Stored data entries

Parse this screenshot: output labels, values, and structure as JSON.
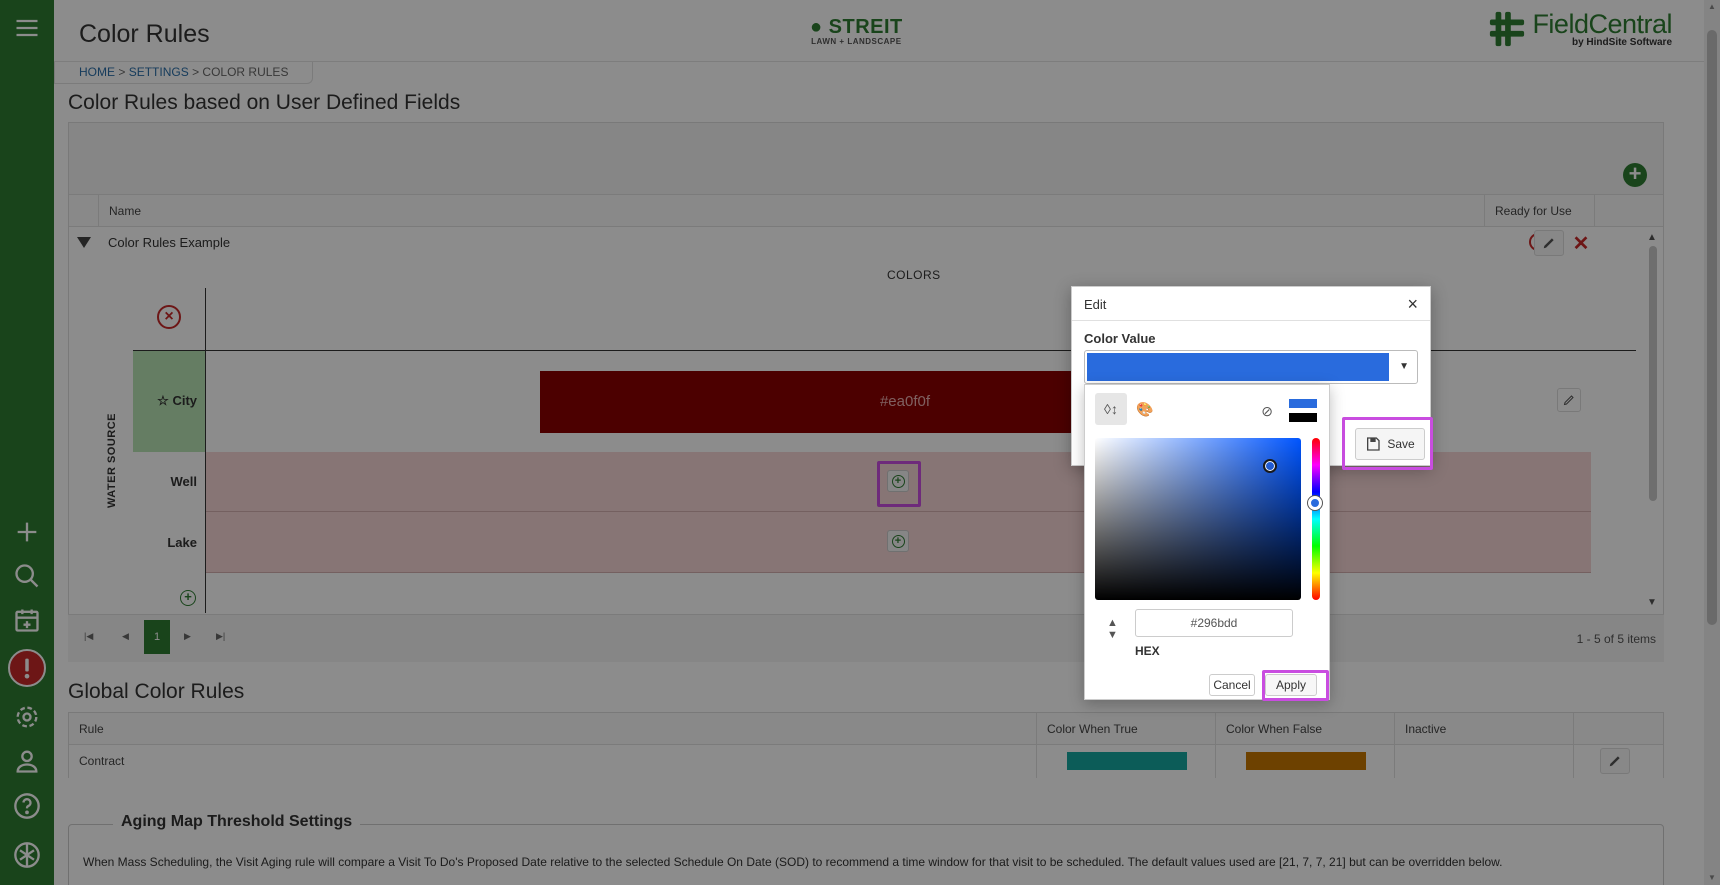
{
  "header": {
    "page_title": "Color Rules",
    "brand_name": "STREIT",
    "brand_tagline": "LAWN + LANDSCAPE",
    "logo_name": "FieldCentral",
    "logo_sub": "by HindSite Software"
  },
  "breadcrumb": {
    "home": "HOME",
    "settings": "SETTINGS",
    "current": "COLOR RULES",
    "sep": ">"
  },
  "sidebar": {
    "items": [
      "menu-icon",
      "plus-icon",
      "search-icon",
      "calendar-add-icon",
      "alert-icon",
      "settings-icon",
      "user-icon",
      "help-icon",
      "logo-icon"
    ]
  },
  "udf_section": {
    "title": "Color Rules based on User Defined Fields",
    "columns": {
      "name": "Name",
      "ready": "Ready for Use"
    },
    "row": {
      "name": "Color Rules Example"
    },
    "inner": {
      "colors_header": "COLORS",
      "axis_label": "WATER SOURCE",
      "rows": [
        "City",
        "Well",
        "Lake"
      ],
      "city_color": "#ea0f0f"
    },
    "pager": {
      "page": "1",
      "info": "1 - 5 of 5 items"
    }
  },
  "global_section": {
    "title": "Global Color Rules",
    "columns": [
      "Rule",
      "Color When True",
      "Color When False",
      "Inactive"
    ],
    "rows": [
      {
        "rule": "Contract",
        "true_color": "#17a8a0",
        "false_color": "#c77700"
      }
    ]
  },
  "aging": {
    "title": "Aging Map Threshold Settings",
    "text": "When Mass Scheduling, the Visit Aging rule will compare a Visit To Do's Proposed Date relative to the selected Schedule On Date (SOD) to recommend a time window for that visit to be scheduled. The default values used are [21, 7, 7, 21] but can be overridden below."
  },
  "dialog": {
    "title": "Edit",
    "close": "×",
    "color_value_label": "Color Value",
    "selected_color": "#296bdd",
    "save_label": "Save"
  },
  "picker": {
    "hex_value": "#296bdd",
    "hex_label": "HEX",
    "cancel_label": "Cancel",
    "apply_label": "Apply"
  }
}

### STATED PROBLEM
Without the pictures, write out all of the material exactly.

### SOLUTION
Parse this screenshot: output labels, values, and structure as JSON.
{
  "header": {
    "page_title": "Color Rules",
    "brand_name": "STREIT",
    "brand_tagline": "LAWN + LANDSCAPE",
    "logo_name": "FieldCentral",
    "logo_sub": "by HindSite Software"
  },
  "breadcrumb": {
    "home": "HOME",
    "settings": "SETTINGS",
    "current": "COLOR RULES",
    "sep": ">"
  },
  "sidebar": {
    "items": [
      "menu-icon",
      "plus-icon",
      "search-icon",
      "calendar-add-icon",
      "alert-icon",
      "settings-icon",
      "user-icon",
      "help-icon",
      "logo-icon"
    ]
  },
  "udf_section": {
    "title": "Color Rules based on User Defined Fields",
    "columns": {
      "name": "Name",
      "ready": "Ready for Use"
    },
    "row": {
      "name": "Color Rules Example"
    },
    "inner": {
      "colors_header": "COLORS",
      "axis_label": "WATER SOURCE",
      "rows": [
        "City",
        "Well",
        "Lake"
      ],
      "city_color": "#ea0f0f"
    },
    "pager": {
      "page": "1",
      "info": "1 - 5 of 5 items"
    }
  },
  "global_section": {
    "title": "Global Color Rules",
    "columns": [
      "Rule",
      "Color When True",
      "Color When False",
      "Inactive"
    ],
    "rows": [
      {
        "rule": "Contract",
        "true_color": "#17a8a0",
        "false_color": "#c77700"
      }
    ]
  },
  "aging": {
    "title": "Aging Map Threshold Settings",
    "text": "When Mass Scheduling, the Visit Aging rule will compare a Visit To Do's Proposed Date relative to the selected Schedule On Date (SOD) to recommend a time window for that visit to be scheduled. The default values used are [21, 7, 7, 21] but can be overridden below."
  },
  "dialog": {
    "title": "Edit",
    "close": "×",
    "color_value_label": "Color Value",
    "selected_color": "#296bdd",
    "save_label": "Save"
  },
  "picker": {
    "hex_value": "#296bdd",
    "hex_label": "HEX",
    "cancel_label": "Cancel",
    "apply_label": "Apply"
  }
}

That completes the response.